* Aim
Turn every line of the items below into a JSON list of strings, one string per line, and skip any blank lines. Leave the pictures out of the list.

[Element position data]
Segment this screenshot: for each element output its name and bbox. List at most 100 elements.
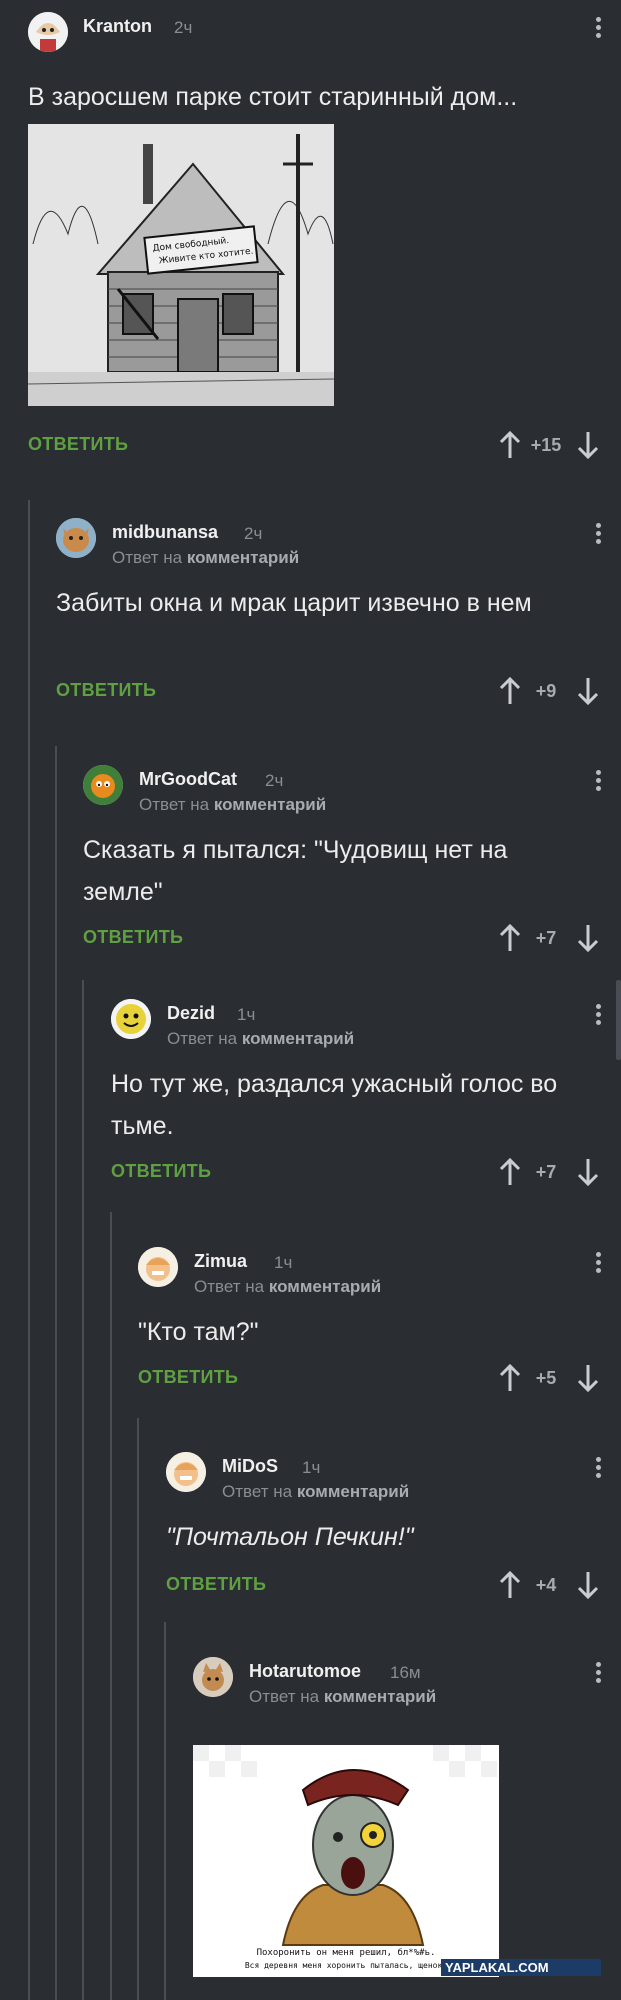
reply-to-prefix: Ответ на bbox=[112, 548, 183, 567]
comment-time: 1ч bbox=[302, 1458, 321, 1477]
author-name[interactable]: Kranton bbox=[83, 16, 152, 37]
reply-to-prefix: Ответ на bbox=[194, 1277, 265, 1296]
comment-score: +15 bbox=[530, 435, 562, 455]
comment-hotarutomoe: Hotarutomoe 16м Ответ на комментарий Пох… bbox=[193, 1657, 621, 2000]
reply-button[interactable]: ОТВЕТИТЬ bbox=[28, 434, 128, 455]
upvote-arrow-icon[interactable] bbox=[499, 430, 521, 460]
reply-button[interactable]: ОТВЕТИТЬ bbox=[166, 1574, 266, 1595]
svg-text:Похоронить он меня решил, бл*%: Похоронить он меня решил, бл*%#ь. bbox=[257, 1947, 436, 1958]
comment-text: Но тут же, раздался ужасный голос во тьм… bbox=[111, 1070, 558, 1140]
reply-to-link[interactable]: Ответ на комментарий bbox=[194, 1277, 381, 1297]
more-options-icon[interactable] bbox=[593, 14, 603, 44]
reply-to-link[interactable]: Ответ на комментарий bbox=[167, 1029, 354, 1049]
comment-time: 2ч bbox=[265, 771, 284, 790]
more-options-icon[interactable] bbox=[593, 1249, 603, 1279]
pechkin-image[interactable]: Похоронить он меня решил, бл*%#ь. Вся де… bbox=[193, 1745, 499, 1977]
thread-line-1 bbox=[28, 500, 30, 2000]
reply-button[interactable]: ОТВЕТИТЬ bbox=[83, 927, 183, 948]
comment-score: +7 bbox=[535, 1162, 557, 1182]
downvote-arrow-icon[interactable] bbox=[577, 430, 599, 460]
comment-actions: ОТВЕТИТЬ +5 bbox=[138, 1359, 621, 1399]
more-options-icon[interactable] bbox=[593, 767, 603, 797]
reply-to-target[interactable]: комментарий bbox=[187, 548, 299, 567]
avatar-character-icon bbox=[166, 1452, 206, 1492]
reply-to-target[interactable]: комментарий bbox=[269, 1277, 381, 1296]
comment-time: 16м bbox=[390, 1663, 421, 1682]
thread-line-3 bbox=[82, 980, 84, 2000]
reply-to-link[interactable]: Ответ на комментарий bbox=[139, 795, 326, 815]
scrollbar[interactable] bbox=[616, 980, 621, 1060]
reply-button[interactable]: ОТВЕТИТЬ bbox=[138, 1367, 238, 1388]
upvote-arrow-icon[interactable] bbox=[499, 1570, 521, 1600]
reply-button[interactable]: ОТВЕТИТЬ bbox=[56, 680, 156, 701]
comment-header: MiDoS 1ч Ответ на комментарий bbox=[166, 1452, 621, 1508]
reply-to-prefix: Ответ на bbox=[249, 1687, 320, 1706]
upvote-arrow-icon[interactable] bbox=[499, 1157, 521, 1187]
avatar[interactable] bbox=[83, 765, 123, 805]
reply-to-target[interactable]: комментарий bbox=[214, 795, 326, 814]
downvote-arrow-icon[interactable] bbox=[577, 1570, 599, 1600]
comment-zimua: Zimua 1ч Ответ на комментарий "Кто там?"… bbox=[138, 1247, 621, 1407]
comment-header: Zimua 1ч Ответ на комментарий bbox=[138, 1247, 621, 1303]
author-name[interactable]: midbunansa bbox=[112, 522, 218, 543]
comment-actions: ОТВЕТИТЬ +15 bbox=[28, 426, 621, 466]
reply-to-target[interactable]: комментарий bbox=[324, 1687, 436, 1706]
avatar[interactable] bbox=[138, 1247, 178, 1287]
reply-to-link[interactable]: Ответ на комментарий bbox=[112, 548, 299, 568]
author-name[interactable]: MrGoodCat bbox=[139, 769, 237, 790]
avatar-cat-icon bbox=[193, 1657, 233, 1697]
thread-line-5 bbox=[137, 1418, 139, 2000]
author-name[interactable]: Zimua bbox=[194, 1251, 247, 1272]
reply-to-prefix: Ответ на bbox=[139, 795, 210, 814]
reply-to-target[interactable]: комментарий bbox=[297, 1482, 409, 1501]
avatar[interactable] bbox=[193, 1657, 233, 1697]
comment-actions: ОТВЕТИТЬ +9 bbox=[56, 672, 621, 712]
author-name[interactable]: MiDoS bbox=[222, 1456, 278, 1477]
more-options-icon[interactable] bbox=[593, 1454, 603, 1484]
avatar-character-icon bbox=[138, 1247, 178, 1287]
comment-header: Hotarutomoe 16м Ответ на комментарий bbox=[193, 1657, 621, 1713]
comment-text: Сказать я пытался: "Чудовищ нет на земле… bbox=[83, 836, 508, 906]
avatar-fox-icon bbox=[56, 518, 96, 558]
reply-to-prefix: Ответ на bbox=[222, 1482, 293, 1501]
more-options-icon[interactable] bbox=[593, 1659, 603, 1689]
comment-header: Dezid 1ч Ответ на комментарий bbox=[111, 999, 621, 1055]
upvote-arrow-icon[interactable] bbox=[499, 1363, 521, 1393]
watermark: YAPLAKAL.COM bbox=[441, 1959, 601, 1976]
comment-header: Kranton 2ч bbox=[28, 12, 621, 68]
reply-to-target[interactable]: комментарий bbox=[242, 1029, 354, 1048]
upvote-arrow-icon[interactable] bbox=[499, 676, 521, 706]
comment-text: Забиты окна и мрак царит извечно в нем bbox=[56, 589, 532, 617]
downvote-arrow-icon[interactable] bbox=[577, 1157, 599, 1187]
author-name[interactable]: Hotarutomoe bbox=[249, 1661, 361, 1682]
thread-line-6 bbox=[164, 1622, 166, 2000]
reply-button[interactable]: ОТВЕТИТЬ bbox=[111, 1161, 211, 1182]
upvote-arrow-icon[interactable] bbox=[499, 923, 521, 953]
reply-to-link[interactable]: Ответ на комментарий bbox=[222, 1482, 409, 1502]
downvote-arrow-icon[interactable] bbox=[577, 676, 599, 706]
more-options-icon[interactable] bbox=[593, 1001, 603, 1031]
comment-actions: ОТВЕТИТЬ +7 bbox=[83, 919, 621, 959]
comment-header: midbunansa 2ч Ответ на комментарий bbox=[56, 518, 621, 574]
reply-to-link[interactable]: Ответ на комментарий bbox=[249, 1687, 436, 1707]
avatar[interactable] bbox=[56, 518, 96, 558]
reply-to-prefix: Ответ на bbox=[167, 1029, 238, 1048]
comment-score: +4 bbox=[535, 1575, 557, 1595]
author-name[interactable]: Dezid bbox=[167, 1003, 215, 1024]
comment-header: MrGoodCat 2ч Ответ на комментарий bbox=[83, 765, 621, 821]
avatar[interactable] bbox=[166, 1452, 206, 1492]
comment-dezid: Dezid 1ч Ответ на комментарий Но тут же,… bbox=[111, 999, 621, 1199]
avatar[interactable] bbox=[111, 999, 151, 1039]
comment-text: "Кто там?" bbox=[138, 1318, 259, 1346]
comment-time: 2ч bbox=[174, 18, 193, 37]
comment-time: 2ч bbox=[244, 524, 263, 543]
more-options-icon[interactable] bbox=[593, 520, 603, 550]
comment-actions: ОТВЕТИТЬ +4 bbox=[166, 1566, 621, 1606]
comment-actions: ОТВЕТИТЬ +7 bbox=[111, 1153, 621, 1193]
downvote-arrow-icon[interactable] bbox=[577, 1363, 599, 1393]
comment-kranton: Kranton 2ч В заросшем парке стоит старин… bbox=[28, 12, 621, 472]
house-sketch-image[interactable]: Дом свободный. Живите кто хотите. bbox=[28, 124, 334, 406]
downvote-arrow-icon[interactable] bbox=[577, 923, 599, 953]
avatar-garfield-icon bbox=[83, 765, 123, 805]
avatar[interactable] bbox=[28, 12, 68, 52]
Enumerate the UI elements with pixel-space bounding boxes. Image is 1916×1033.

* Reply to the task
[
  "Segment this screenshot: for each element output its name and bbox. List at most 100 elements.",
  "reply-to-prefix: Ответ на bbox=[112, 548, 183, 567]",
  "comment-time: 1ч bbox=[302, 1458, 321, 1477]",
  "author-name[interactable]: Kranton bbox=[83, 16, 152, 37]",
  "reply-to-prefix: Ответ на bbox=[194, 1277, 265, 1296]",
  "comment-score: +15 bbox=[530, 435, 562, 455]",
  "comment-hotarutomoe: Hotarutomoe 16м Ответ на комментарий Пох… bbox=[193, 1657, 621, 2000]",
  "reply-button[interactable]: ОТВЕТИТЬ bbox=[28, 434, 128, 455]",
  "upvote-arrow-icon[interactable] bbox=[499, 430, 521, 460]",
  "reply-button[interactable]: ОТВЕТИТЬ bbox=[166, 1574, 266, 1595]",
  "svg-text:Похоронить он меня решил, бл*%: Похоронить он меня решил, бл*%#ь. bbox=[257, 1947, 436, 1958]",
  "comment-text: Но тут же, раздался ужасный голос во тьм… bbox=[111, 1070, 558, 1140]",
  "reply-to-link[interactable]: Ответ на комментарий bbox=[194, 1277, 381, 1297]",
  "more-options-icon[interactable] bbox=[593, 14, 603, 44]",
  "reply-to-link[interactable]: Ответ на комментарий bbox=[167, 1029, 354, 1049]",
  "comment-time: 2ч bbox=[265, 771, 284, 790]",
  "more-options-icon[interactable] bbox=[593, 1249, 603, 1279]",
  "pechkin-image[interactable]: Похоронить он меня решил, бл*%#ь. Вся де… bbox=[193, 1745, 499, 1977]",
  "thread-line-1 bbox=[28, 500, 30, 2000]",
  "reply-button[interactable]: ОТВЕТИТЬ bbox=[83, 927, 183, 948]",
  "comment-score: +7 bbox=[535, 1162, 557, 1182]",
  "downvote-arrow-icon[interactable] bbox=[577, 430, 599, 460]",
  "comment-actions: ОТВЕТИТЬ +5 bbox=[138, 1359, 621, 1399]",
  "more-options-icon[interactable] bbox=[593, 767, 603, 797]",
  "reply-to-target[interactable]: комментарий bbox=[187, 548, 299, 567]",
  "avatar-character-icon bbox=[166, 1452, 206, 1492]",
  "reply-to-target[interactable]: комментарий bbox=[269, 1277, 381, 1296]",
  "comment-time: 16м bbox=[390, 1663, 421, 1682]",
  "thread-line-3 bbox=[82, 980, 84, 2000]",
  "reply-to-link[interactable]: Ответ на комментарий bbox=[139, 795, 326, 815]",
  "scrollbar[interactable] bbox=[616, 980, 621, 1060]",
  "reply-button[interactable]: ОТВЕТИТЬ bbox=[138, 1367, 238, 1388]",
  "upvote-arrow-icon[interactable] bbox=[499, 1570, 521, 1600]",
  "reply-button[interactable]: ОТВЕТИТЬ bbox=[56, 680, 156, 701]",
  "comment-header: MiDoS 1ч Ответ на комментарий bbox=[166, 1452, 621, 1508]",
  "reply-to-prefix: Ответ на bbox=[249, 1687, 320, 1706]",
  "upvote-arrow-icon[interactable] bbox=[499, 1157, 521, 1187]",
  "avatar[interactable] bbox=[83, 765, 123, 805]",
  "reply-to-target[interactable]: комментарий bbox=[214, 795, 326, 814]",
  "downvote-arrow-icon[interactable] bbox=[577, 1570, 599, 1600]",
  "comment-zimua: Zimua 1ч Ответ на комментарий \"Кто там?\"… bbox=[138, 1247, 621, 1407]",
  "comment-header: Zimua 1ч Ответ на комментарий bbox=[138, 1247, 621, 1303]",
  "author-name[interactable]: midbunansa bbox=[112, 522, 218, 543]",
  "comment-actions: ОТВЕТИТЬ +15 bbox=[28, 426, 621, 466]",
  "reply-to-target[interactable]: комментарий bbox=[324, 1687, 436, 1706]",
  "avatar[interactable] bbox=[138, 1247, 178, 1287]",
  "reply-to-link[interactable]: Ответ на комментарий bbox=[112, 548, 299, 568]",
  "author-name[interactable]: MrGoodCat bbox=[139, 769, 237, 790]",
  "avatar-cat-icon bbox=[193, 1657, 233, 1697]",
  "thread-line-5 bbox=[137, 1418, 139, 2000]",
  "author-name[interactable]: Zimua bbox=[194, 1251, 247, 1272]",
  "reply-to-prefix: Ответ на bbox=[139, 795, 210, 814]",
  "reply-to-target[interactable]: комментарий bbox=[297, 1482, 409, 1501]",
  "avatar[interactable] bbox=[193, 1657, 233, 1697]",
  "comment-actions: ОТВЕТИТЬ +9 bbox=[56, 672, 621, 712]",
  "author-name[interactable]: MiDoS bbox=[222, 1456, 278, 1477]",
  "more-options-icon[interactable] bbox=[593, 1454, 603, 1484]",
  "avatar-character-icon bbox=[138, 1247, 178, 1287]",
  "comment-header: Hotarutomoe 16м Ответ на комментарий bbox=[193, 1657, 621, 1713]",
  "comment-text: Сказать я пытался: \"Чудовищ нет на земле… bbox=[83, 836, 508, 906]",
  "avatar-fox-icon bbox=[56, 518, 96, 558]",
  "reply-to-prefix: Ответ на bbox=[222, 1482, 293, 1501]",
  "more-options-icon[interactable] bbox=[593, 1659, 603, 1689]",
  "comment-header: Dezid 1ч Ответ на комментарий bbox=[111, 999, 621, 1055]",
  "upvote-arrow-icon[interactable] bbox=[499, 1363, 521, 1393]",
  "watermark: YAPLAKAL.COM bbox=[441, 1959, 601, 1976]",
  "comment-header: Kranton 2ч bbox=[28, 12, 621, 68]",
  "reply-to-target[interactable]: комментарий bbox=[242, 1029, 354, 1048]",
  "upvote-arrow-icon[interactable] bbox=[499, 676, 521, 706]",
  "comment-text: Забиты окна и мрак царит извечно в нем bbox=[56, 589, 532, 617]",
  "downvote-arrow-icon[interactable] bbox=[577, 1157, 599, 1187]",
  "author-name[interactable]: Hotarutomoe bbox=[249, 1661, 361, 1682]",
  "thread-line-6 bbox=[164, 1622, 166, 2000]",
  "reply-button[interactable]: ОТВЕТИТЬ bbox=[111, 1161, 211, 1182]",
  "upvote-arrow-icon[interactable] bbox=[499, 923, 521, 953]",
  "reply-to-link[interactable]: Ответ на комментарий bbox=[222, 1482, 409, 1502]",
  "downvote-arrow-icon[interactable] bbox=[577, 676, 599, 706]",
  "more-options-icon[interactable] bbox=[593, 1001, 603, 1031]",
  "comment-actions: ОТВЕТИТЬ +7 bbox=[83, 919, 621, 959]",
  "comment-header: midbunansa 2ч Ответ на комментарий bbox=[56, 518, 621, 574]",
  "reply-to-link[interactable]: Ответ на комментарий bbox=[249, 1687, 436, 1707]",
  "avatar[interactable] bbox=[56, 518, 96, 558]",
  "reply-to-prefix: Ответ на bbox=[167, 1029, 238, 1048]",
  "comment-score: +4 bbox=[535, 1575, 557, 1595]",
  "author-name[interactable]: Dezid bbox=[167, 1003, 215, 1024]",
  "comment-header: MrGoodCat 2ч Ответ на комментарий bbox=[83, 765, 621, 821]",
  "avatar[interactable] bbox=[166, 1452, 206, 1492]",
  "comment-dezid: Dezid 1ч Ответ на комментарий Но тут же,… bbox=[111, 999, 621, 1199]",
  "avatar[interactable] bbox=[111, 999, 151, 1039]",
  "comment-text: \"Кто там?\" bbox=[138, 1318, 259, 1346]",
  "comment-time: 2ч bbox=[174, 18, 193, 37]",
  "comment-time: 2ч bbox=[244, 524, 263, 543]",
  "more-options-icon[interactable] bbox=[593, 520, 603, 550]",
  "comment-actions: ОТВЕТИТЬ +4 bbox=[166, 1566, 621, 1606]",
  "comment-actions: ОТВЕТИТЬ +7 bbox=[111, 1153, 621, 1193]",
  "downvote-arrow-icon[interactable] bbox=[577, 1363, 599, 1393]",
  "comment-kranton: Kranton 2ч В заросшем парке стоит старин… bbox=[28, 12, 621, 472]",
  "house-sketch-image[interactable]: Дом свободный. Живите кто хотите. bbox=[28, 124, 334, 406]",
  "downvote-arrow-icon[interactable] bbox=[577, 923, 599, 953]",
  "avatar-garfield-icon bbox=[83, 765, 123, 805]",
  "avatar[interactable] bbox=[28, 12, 68, 52]",
  "Enumerate the UI elements with pixel-space bounding boxes. Image is 1916×1033."
]